§ Extracted data entries
·····

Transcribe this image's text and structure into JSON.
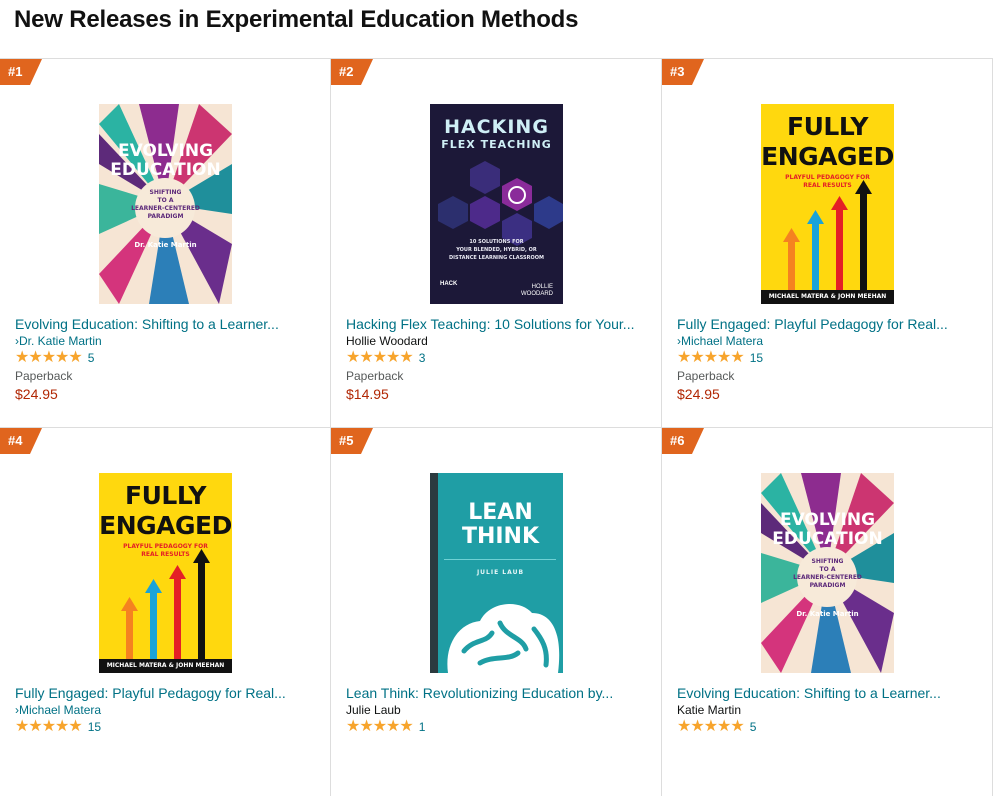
{
  "page": {
    "title": "New Releases in Experimental Education Methods"
  },
  "colors": {
    "link": "#007185",
    "price": "#b12704",
    "rank_badge": "#e0651e",
    "star": "#f7a42c"
  },
  "products": [
    {
      "rank": "#1",
      "title": "Evolving Education: Shifting to a Learner...",
      "author": "Dr. Katie Martin",
      "author_link": true,
      "rating_count": "5",
      "format": "Paperback",
      "price": "$24.95",
      "cover": {
        "title_lines": [
          "EVOLVING",
          "EDUCATION"
        ],
        "subtitle_lines": [
          "SHIFTING",
          "TO A",
          "LEARNER-CENTERED",
          "PARADIGM"
        ],
        "author": "Dr. Katie Martin"
      }
    },
    {
      "rank": "#2",
      "title": "Hacking Flex Teaching: 10 Solutions for Your...",
      "author": "Hollie Woodard",
      "author_link": false,
      "rating_count": "3",
      "format": "Paperback",
      "price": "$14.95",
      "cover": {
        "title_lines": [
          "HACKING",
          "FLEX TEACHING"
        ],
        "subtitle_lines": [
          "10 SOLUTIONS FOR",
          "YOUR BLENDED, HYBRID, OR",
          "DISTANCE LEARNING CLASSROOM"
        ],
        "publisher": "HACK",
        "author_lines": [
          "HOLLIE",
          "WOODARD"
        ]
      }
    },
    {
      "rank": "#3",
      "title": "Fully Engaged: Playful Pedagogy for Real...",
      "author": "Michael Matera",
      "author_link": true,
      "rating_count": "15",
      "format": "Paperback",
      "price": "$24.95",
      "cover": {
        "title_lines": [
          "FULLY",
          "ENGAGED"
        ],
        "subtitle": "PLAYFUL PEDAGOGY FOR REAL RESULTS",
        "author": "MICHAEL MATERA & JOHN MEEHAN"
      }
    },
    {
      "rank": "#4",
      "title": "Fully Engaged: Playful Pedagogy for Real...",
      "author": "Michael Matera",
      "author_link": true,
      "rating_count": "15",
      "cover": {
        "title_lines": [
          "FULLY",
          "ENGAGED"
        ],
        "subtitle": "PLAYFUL PEDAGOGY FOR REAL RESULTS",
        "author": "MICHAEL MATERA & JOHN MEEHAN"
      }
    },
    {
      "rank": "#5",
      "title": "Lean Think: Revolutionizing Education by...",
      "author": "Julie Laub",
      "author_link": false,
      "rating_count": "1",
      "cover": {
        "title_lines": [
          "LEAN",
          "THINK"
        ],
        "author": "JULIE LAUB"
      }
    },
    {
      "rank": "#6",
      "title": "Evolving Education: Shifting to a Learner...",
      "author": "Katie Martin",
      "author_link": false,
      "rating_count": "5",
      "cover": {
        "title_lines": [
          "EVOLVING",
          "EDUCATION"
        ],
        "subtitle_lines": [
          "SHIFTING",
          "TO A",
          "LEARNER-CENTERED",
          "PARADIGM"
        ],
        "author": "Dr. Katie Martin"
      }
    }
  ],
  "icons": {
    "star": "star-icon",
    "author_arrow": "chevron-right-icon"
  }
}
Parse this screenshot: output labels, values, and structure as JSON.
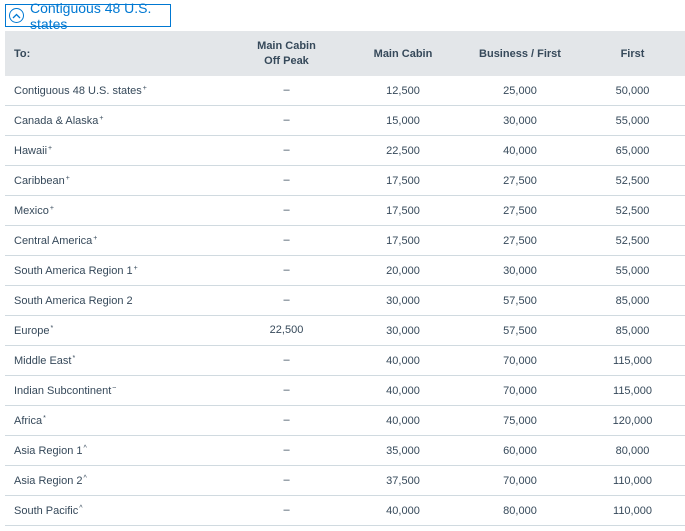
{
  "accordion": {
    "title": "Contiguous 48 U.S. states",
    "icon": "chevron-up-circle-icon"
  },
  "table": {
    "headers": [
      "To:",
      "Main Cabin\nOff Peak",
      "Main Cabin",
      "Business / First",
      "First"
    ],
    "rows": [
      {
        "dest": "Contiguous 48 U.S. states",
        "mark": "+",
        "offpeak": "–",
        "main": "12,500",
        "business": "25,000",
        "first": "50,000"
      },
      {
        "dest": "Canada & Alaska",
        "mark": "+",
        "offpeak": "–",
        "main": "15,000",
        "business": "30,000",
        "first": "55,000"
      },
      {
        "dest": "Hawaii",
        "mark": "+",
        "offpeak": "–",
        "main": "22,500",
        "business": "40,000",
        "first": "65,000"
      },
      {
        "dest": "Caribbean",
        "mark": "+",
        "offpeak": "–",
        "main": "17,500",
        "business": "27,500",
        "first": "52,500"
      },
      {
        "dest": "Mexico",
        "mark": "+",
        "offpeak": "–",
        "main": "17,500",
        "business": "27,500",
        "first": "52,500"
      },
      {
        "dest": "Central America",
        "mark": "+",
        "offpeak": "–",
        "main": "17,500",
        "business": "27,500",
        "first": "52,500"
      },
      {
        "dest": "South America Region 1",
        "mark": "+",
        "offpeak": "–",
        "main": "20,000",
        "business": "30,000",
        "first": "55,000"
      },
      {
        "dest": "South America Region 2",
        "mark": "",
        "offpeak": "–",
        "main": "30,000",
        "business": "57,500",
        "first": "85,000"
      },
      {
        "dest": "Europe",
        "mark": "*",
        "offpeak": "22,500",
        "main": "30,000",
        "business": "57,500",
        "first": "85,000"
      },
      {
        "dest": "Middle East",
        "mark": "*",
        "offpeak": "–",
        "main": "40,000",
        "business": "70,000",
        "first": "115,000"
      },
      {
        "dest": "Indian Subcontinent",
        "mark": "~",
        "offpeak": "–",
        "main": "40,000",
        "business": "70,000",
        "first": "115,000"
      },
      {
        "dest": "Africa",
        "mark": "*",
        "offpeak": "–",
        "main": "40,000",
        "business": "75,000",
        "first": "120,000"
      },
      {
        "dest": "Asia Region 1",
        "mark": "^",
        "offpeak": "–",
        "main": "35,000",
        "business": "60,000",
        "first": "80,000"
      },
      {
        "dest": "Asia Region 2",
        "mark": "^",
        "offpeak": "–",
        "main": "37,500",
        "business": "70,000",
        "first": "110,000"
      },
      {
        "dest": "South Pacific",
        "mark": "^",
        "offpeak": "–",
        "main": "40,000",
        "business": "80,000",
        "first": "110,000"
      }
    ]
  }
}
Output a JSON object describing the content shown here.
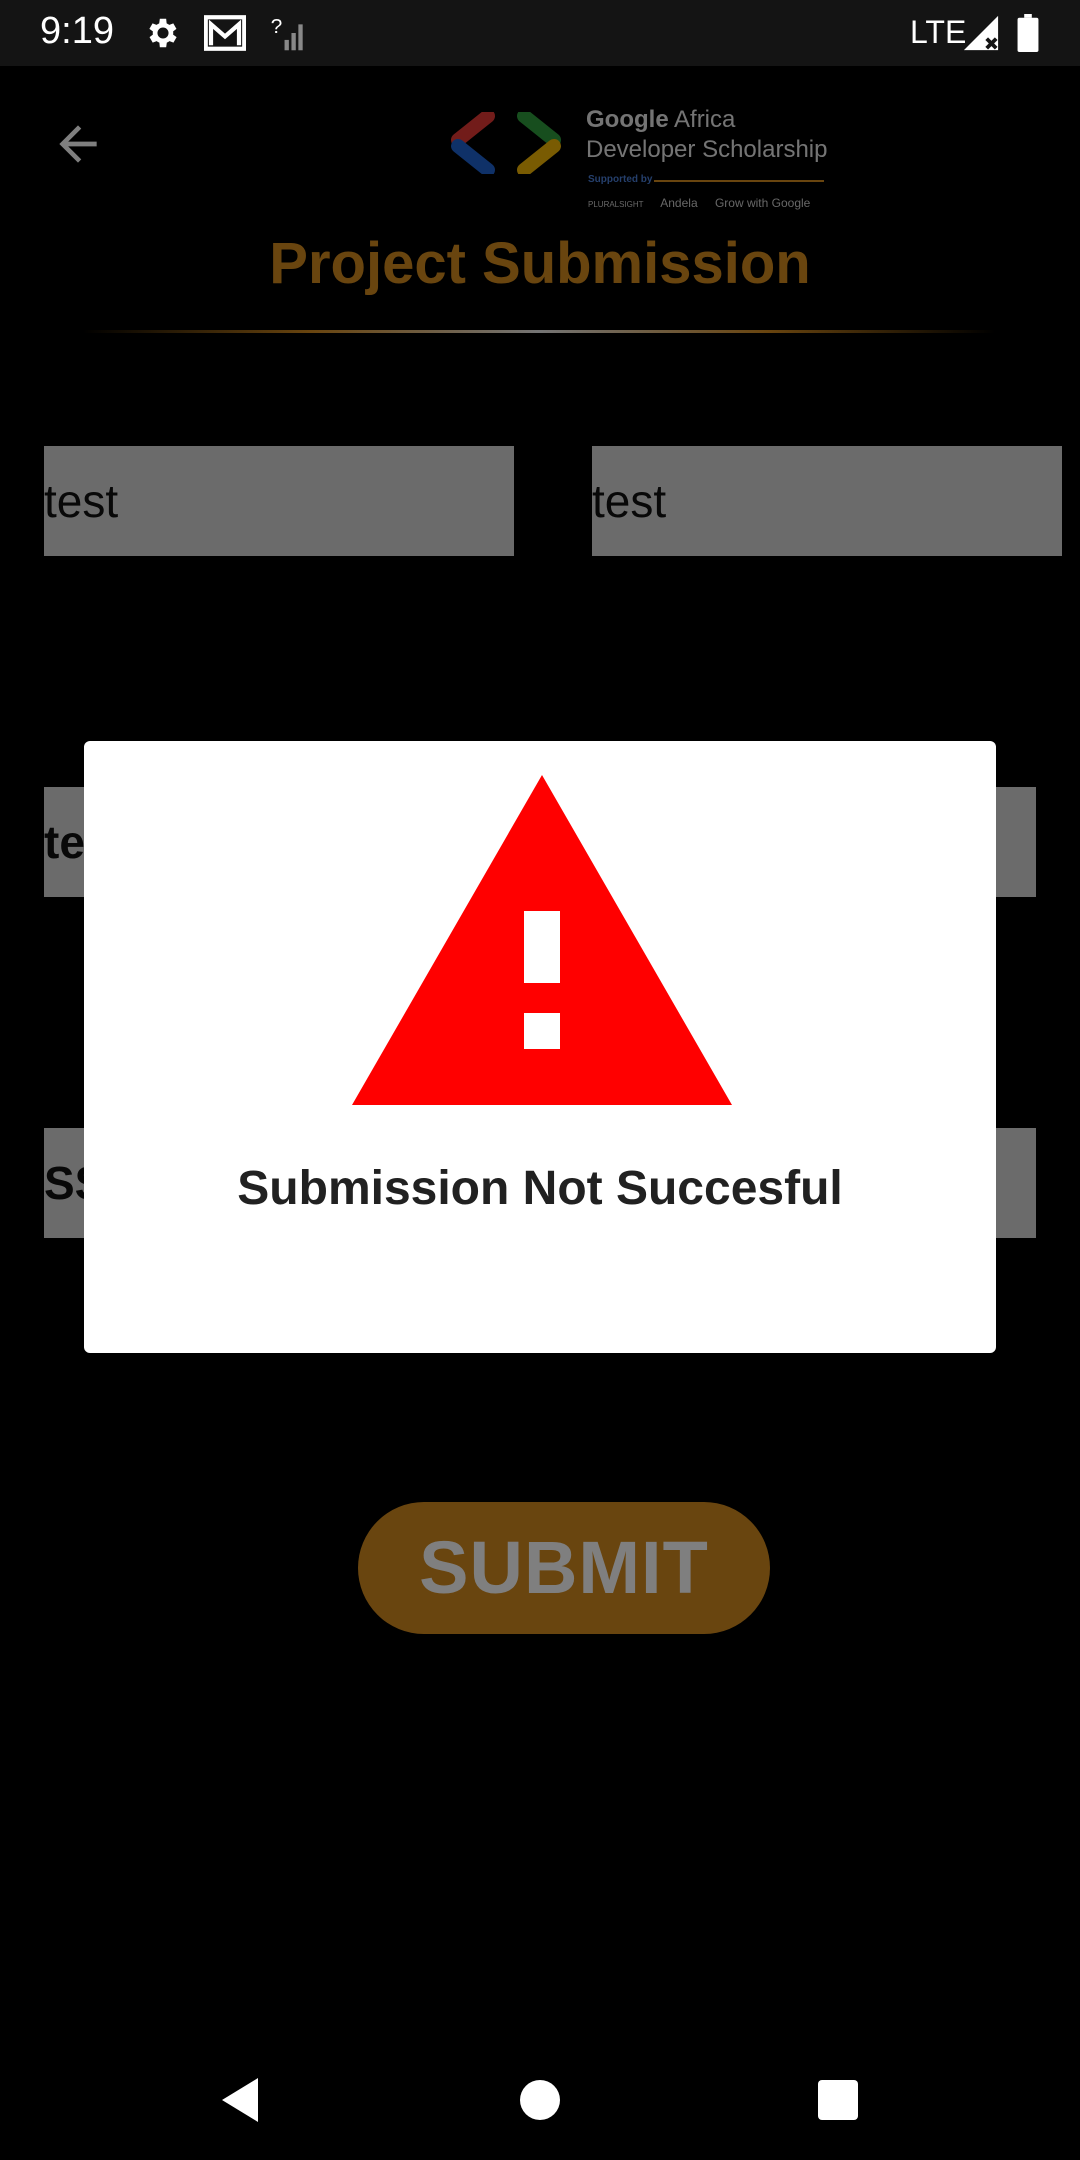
{
  "status_bar": {
    "time": "9:19",
    "network": "LTE",
    "icons": [
      "settings-icon",
      "gmail-icon",
      "signal-unknown-icon",
      "cell-signal-icon",
      "battery-icon"
    ]
  },
  "header": {
    "back_icon": "arrow-back-icon",
    "logo": {
      "google": "Google",
      "africa": "Africa",
      "line2": "Developer Scholarship",
      "supported_by": "Supported by",
      "partners": [
        "PLURALSIGHT",
        "Andela",
        "Grow with Google"
      ]
    }
  },
  "page": {
    "title": "Project Submission",
    "fields": {
      "first_name": "test",
      "last_name": "test",
      "email": "te",
      "github_link": "SS"
    },
    "submit_label": "SUBMIT"
  },
  "dialog": {
    "icon": "warning-triangle-icon",
    "message": "Submission Not Succesful"
  },
  "nav_bar": {
    "icons": [
      "nav-back-icon",
      "nav-home-icon",
      "nav-recents-icon"
    ]
  },
  "colors": {
    "accent": "#d38a1e",
    "warning": "#ff0000",
    "field_bg": "#d6d6d6"
  }
}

·····

§ Written task
Quote the preceding records in their entirety, excluding every picture.

§ Answer below
Transcribe this image's text and structure into JSON.
{
  "page": {
    "title": "New Releases in Experimental Education Methods"
  },
  "colors": {
    "link": "#007185",
    "price": "#b12704",
    "rank_badge": "#e0651e",
    "star": "#f7a42c"
  },
  "products": [
    {
      "rank": "#1",
      "title": "Evolving Education: Shifting to a Learner...",
      "author": "Dr. Katie Martin",
      "author_link": true,
      "rating_count": "5",
      "format": "Paperback",
      "price": "$24.95",
      "cover": {
        "title_lines": [
          "EVOLVING",
          "EDUCATION"
        ],
        "subtitle_lines": [
          "SHIFTING",
          "TO A",
          "LEARNER-CENTERED",
          "PARADIGM"
        ],
        "author": "Dr. Katie Martin"
      }
    },
    {
      "rank": "#2",
      "title": "Hacking Flex Teaching: 10 Solutions for Your...",
      "author": "Hollie Woodard",
      "author_link": false,
      "rating_count": "3",
      "format": "Paperback",
      "price": "$14.95",
      "cover": {
        "title_lines": [
          "HACKING",
          "FLEX TEACHING"
        ],
        "subtitle_lines": [
          "10 SOLUTIONS FOR",
          "YOUR BLENDED, HYBRID, OR",
          "DISTANCE LEARNING CLASSROOM"
        ],
        "publisher": "HACK",
        "author_lines": [
          "HOLLIE",
          "WOODARD"
        ]
      }
    },
    {
      "rank": "#3",
      "title": "Fully Engaged: Playful Pedagogy for Real...",
      "author": "Michael Matera",
      "author_link": true,
      "rating_count": "15",
      "format": "Paperback",
      "price": "$24.95",
      "cover": {
        "title_lines": [
          "FULLY",
          "ENGAGED"
        ],
        "subtitle": "PLAYFUL PEDAGOGY FOR REAL RESULTS",
        "author": "MICHAEL MATERA & JOHN MEEHAN"
      }
    },
    {
      "rank": "#4",
      "title": "Fully Engaged: Playful Pedagogy for Real...",
      "author": "Michael Matera",
      "author_link": true,
      "rating_count": "15",
      "cover": {
        "title_lines": [
          "FULLY",
          "ENGAGED"
        ],
        "subtitle": "PLAYFUL PEDAGOGY FOR REAL RESULTS",
        "author": "MICHAEL MATERA & JOHN MEEHAN"
      }
    },
    {
      "rank": "#5",
      "title": "Lean Think: Revolutionizing Education by...",
      "author": "Julie Laub",
      "author_link": false,
      "rating_count": "1",
      "cover": {
        "title_lines": [
          "LEAN",
          "THINK"
        ],
        "author": "JULIE LAUB"
      }
    },
    {
      "rank": "#6",
      "title": "Evolving Education: Shifting to a Learner...",
      "author": "Katie Martin",
      "author_link": false,
      "rating_count": "5",
      "cover": {
        "title_lines": [
          "EVOLVING",
          "EDUCATION"
        ],
        "subtitle_lines": [
          "SHIFTING",
          "TO A",
          "LEARNER-CENTERED",
          "PARADIGM"
        ],
        "author": "Dr. Katie Martin"
      }
    }
  ],
  "icons": {
    "star": "star-icon",
    "author_arrow": "chevron-right-icon"
  }
}
Parse this screenshot: output labels, values, and structure as JSON.
{
  "accordion": {
    "title": "Contiguous 48 U.S. states",
    "icon": "chevron-up-circle-icon"
  },
  "table": {
    "headers": [
      "To:",
      "Main Cabin\nOff Peak",
      "Main Cabin",
      "Business / First",
      "First"
    ],
    "rows": [
      {
        "dest": "Contiguous 48 U.S. states",
        "mark": "+",
        "offpeak": "–",
        "main": "12,500",
        "business": "25,000",
        "first": "50,000"
      },
      {
        "dest": "Canada & Alaska",
        "mark": "+",
        "offpeak": "–",
        "main": "15,000",
        "business": "30,000",
        "first": "55,000"
      },
      {
        "dest": "Hawaii",
        "mark": "+",
        "offpeak": "–",
        "main": "22,500",
        "business": "40,000",
        "first": "65,000"
      },
      {
        "dest": "Caribbean",
        "mark": "+",
        "offpeak": "–",
        "main": "17,500",
        "business": "27,500",
        "first": "52,500"
      },
      {
        "dest": "Mexico",
        "mark": "+",
        "offpeak": "–",
        "main": "17,500",
        "business": "27,500",
        "first": "52,500"
      },
      {
        "dest": "Central America",
        "mark": "+",
        "offpeak": "–",
        "main": "17,500",
        "business": "27,500",
        "first": "52,500"
      },
      {
        "dest": "South America Region 1",
        "mark": "+",
        "offpeak": "–",
        "main": "20,000",
        "business": "30,000",
        "first": "55,000"
      },
      {
        "dest": "South America Region 2",
        "mark": "",
        "offpeak": "–",
        "main": "30,000",
        "business": "57,500",
        "first": "85,000"
      },
      {
        "dest": "Europe",
        "mark": "*",
        "offpeak": "22,500",
        "main": "30,000",
        "business": "57,500",
        "first": "85,000"
      },
      {
        "dest": "Middle East",
        "mark": "*",
        "offpeak": "–",
        "main": "40,000",
        "business": "70,000",
        "first": "115,000"
      },
      {
        "dest": "Indian Subcontinent",
        "mark": "~",
        "offpeak": "–",
        "main": "40,000",
        "business": "70,000",
        "first": "115,000"
      },
      {
        "dest": "Africa",
        "mark": "*",
        "offpeak": "–",
        "main": "40,000",
        "business": "75,000",
        "first": "120,000"
      },
      {
        "dest": "Asia Region 1",
        "mark": "^",
        "offpeak": "–",
        "main": "35,000",
        "business": "60,000",
        "first": "80,000"
      },
      {
        "dest": "Asia Region 2",
        "mark": "^",
        "offpeak": "–",
        "main": "37,500",
        "business": "70,000",
        "first": "110,000"
      },
      {
        "dest": "South Pacific",
        "mark": "^",
        "offpeak": "–",
        "main": "40,000",
        "business": "80,000",
        "first": "110,000"
      }
    ]
  }
}
Output a JSON object describing the content shown here.
{
  "status_bar": {
    "time": "9:19",
    "network": "LTE",
    "icons": [
      "settings-icon",
      "gmail-icon",
      "signal-unknown-icon",
      "cell-signal-icon",
      "battery-icon"
    ]
  },
  "header": {
    "back_icon": "arrow-back-icon",
    "logo": {
      "google": "Google",
      "africa": "Africa",
      "line2": "Developer Scholarship",
      "supported_by": "Supported by",
      "partners": [
        "PLURALSIGHT",
        "Andela",
        "Grow with Google"
      ]
    }
  },
  "page": {
    "title": "Project Submission",
    "fields": {
      "first_name": "test",
      "last_name": "test",
      "email": "te",
      "github_link": "SS"
    },
    "submit_label": "SUBMIT"
  },
  "dialog": {
    "icon": "warning-triangle-icon",
    "message": "Submission Not Succesful"
  },
  "nav_bar": {
    "icons": [
      "nav-back-icon",
      "nav-home-icon",
      "nav-recents-icon"
    ]
  },
  "colors": {
    "accent": "#d38a1e",
    "warning": "#ff0000",
    "field_bg": "#d6d6d6"
  }
}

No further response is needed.